Work instructions → From the entries below, report how many lines contain the string "progressors". Give only that number.

Records provided →
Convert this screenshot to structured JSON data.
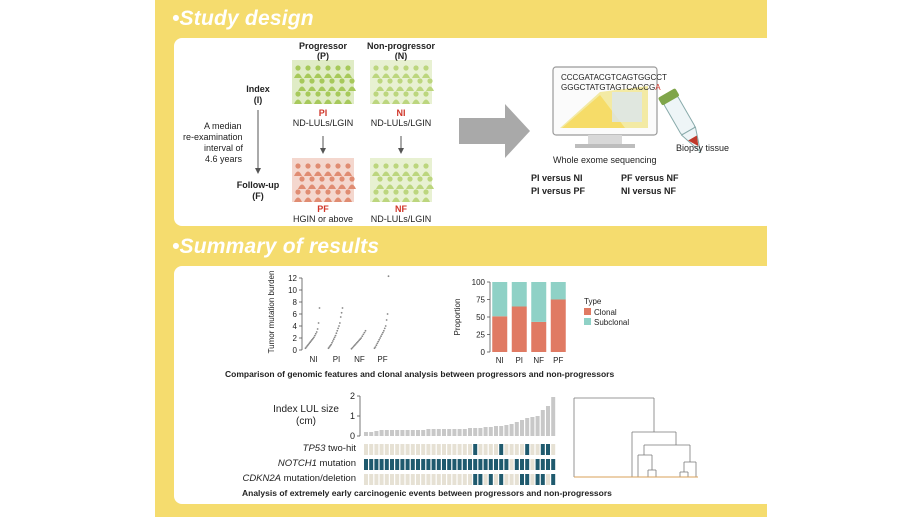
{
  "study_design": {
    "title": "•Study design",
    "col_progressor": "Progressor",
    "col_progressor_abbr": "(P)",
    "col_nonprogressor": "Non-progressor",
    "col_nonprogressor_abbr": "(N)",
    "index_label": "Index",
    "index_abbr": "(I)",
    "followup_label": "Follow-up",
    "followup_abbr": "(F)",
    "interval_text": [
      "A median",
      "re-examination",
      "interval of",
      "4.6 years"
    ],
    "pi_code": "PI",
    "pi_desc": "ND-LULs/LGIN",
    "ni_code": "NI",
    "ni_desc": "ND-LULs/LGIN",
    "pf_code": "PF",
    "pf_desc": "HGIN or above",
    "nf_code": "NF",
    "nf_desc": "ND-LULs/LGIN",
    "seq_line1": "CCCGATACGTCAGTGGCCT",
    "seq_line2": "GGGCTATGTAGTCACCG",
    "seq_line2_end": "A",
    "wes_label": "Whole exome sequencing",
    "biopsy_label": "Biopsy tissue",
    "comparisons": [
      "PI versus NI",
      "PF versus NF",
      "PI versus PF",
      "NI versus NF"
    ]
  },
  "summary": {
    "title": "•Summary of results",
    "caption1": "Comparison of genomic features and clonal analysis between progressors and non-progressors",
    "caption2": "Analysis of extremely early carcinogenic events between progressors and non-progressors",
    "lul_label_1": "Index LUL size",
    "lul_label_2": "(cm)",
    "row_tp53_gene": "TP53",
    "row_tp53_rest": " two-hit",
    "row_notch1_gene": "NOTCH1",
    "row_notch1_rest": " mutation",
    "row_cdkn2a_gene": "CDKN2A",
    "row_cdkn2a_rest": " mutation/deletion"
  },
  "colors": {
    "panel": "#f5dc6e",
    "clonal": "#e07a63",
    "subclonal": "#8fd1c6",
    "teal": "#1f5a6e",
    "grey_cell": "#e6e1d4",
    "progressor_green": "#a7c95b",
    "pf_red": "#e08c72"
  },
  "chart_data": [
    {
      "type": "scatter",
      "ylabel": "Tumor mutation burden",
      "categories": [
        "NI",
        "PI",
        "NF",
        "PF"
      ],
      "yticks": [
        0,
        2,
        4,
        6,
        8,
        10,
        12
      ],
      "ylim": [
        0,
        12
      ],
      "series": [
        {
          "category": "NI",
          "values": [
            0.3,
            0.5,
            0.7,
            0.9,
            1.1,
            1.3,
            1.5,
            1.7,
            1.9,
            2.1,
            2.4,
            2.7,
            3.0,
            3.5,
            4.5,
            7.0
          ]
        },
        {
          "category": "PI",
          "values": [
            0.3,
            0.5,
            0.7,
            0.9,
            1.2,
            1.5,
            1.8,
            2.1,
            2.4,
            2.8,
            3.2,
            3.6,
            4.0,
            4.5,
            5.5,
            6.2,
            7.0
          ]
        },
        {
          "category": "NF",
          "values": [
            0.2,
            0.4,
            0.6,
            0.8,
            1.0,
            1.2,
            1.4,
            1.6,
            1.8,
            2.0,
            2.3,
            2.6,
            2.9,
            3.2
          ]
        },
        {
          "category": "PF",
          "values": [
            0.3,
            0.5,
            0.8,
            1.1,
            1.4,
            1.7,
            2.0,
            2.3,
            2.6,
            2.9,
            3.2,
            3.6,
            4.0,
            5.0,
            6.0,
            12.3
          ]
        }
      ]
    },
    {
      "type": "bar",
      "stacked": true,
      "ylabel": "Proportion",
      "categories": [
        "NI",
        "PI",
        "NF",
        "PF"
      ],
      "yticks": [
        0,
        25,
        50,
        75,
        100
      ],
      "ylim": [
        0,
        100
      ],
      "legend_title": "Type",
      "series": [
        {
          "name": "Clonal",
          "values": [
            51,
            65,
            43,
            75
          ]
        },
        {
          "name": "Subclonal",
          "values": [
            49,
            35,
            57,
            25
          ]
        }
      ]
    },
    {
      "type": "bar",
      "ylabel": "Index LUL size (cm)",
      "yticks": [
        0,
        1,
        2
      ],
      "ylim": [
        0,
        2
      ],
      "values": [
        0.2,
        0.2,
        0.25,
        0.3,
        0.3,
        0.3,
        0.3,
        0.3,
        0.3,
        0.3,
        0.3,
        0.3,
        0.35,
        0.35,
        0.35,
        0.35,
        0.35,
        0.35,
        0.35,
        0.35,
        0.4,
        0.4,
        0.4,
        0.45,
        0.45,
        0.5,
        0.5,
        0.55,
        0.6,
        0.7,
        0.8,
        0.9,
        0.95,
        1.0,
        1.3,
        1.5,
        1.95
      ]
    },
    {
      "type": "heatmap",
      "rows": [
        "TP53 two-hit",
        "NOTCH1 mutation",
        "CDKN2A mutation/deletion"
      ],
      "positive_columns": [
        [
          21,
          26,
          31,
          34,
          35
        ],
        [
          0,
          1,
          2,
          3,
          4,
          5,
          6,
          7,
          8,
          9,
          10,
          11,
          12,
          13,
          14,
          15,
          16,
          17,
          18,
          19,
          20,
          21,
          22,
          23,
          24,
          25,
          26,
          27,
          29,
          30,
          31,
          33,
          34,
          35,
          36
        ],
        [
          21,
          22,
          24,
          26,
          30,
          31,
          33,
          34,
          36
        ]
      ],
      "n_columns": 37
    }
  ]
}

Result → 2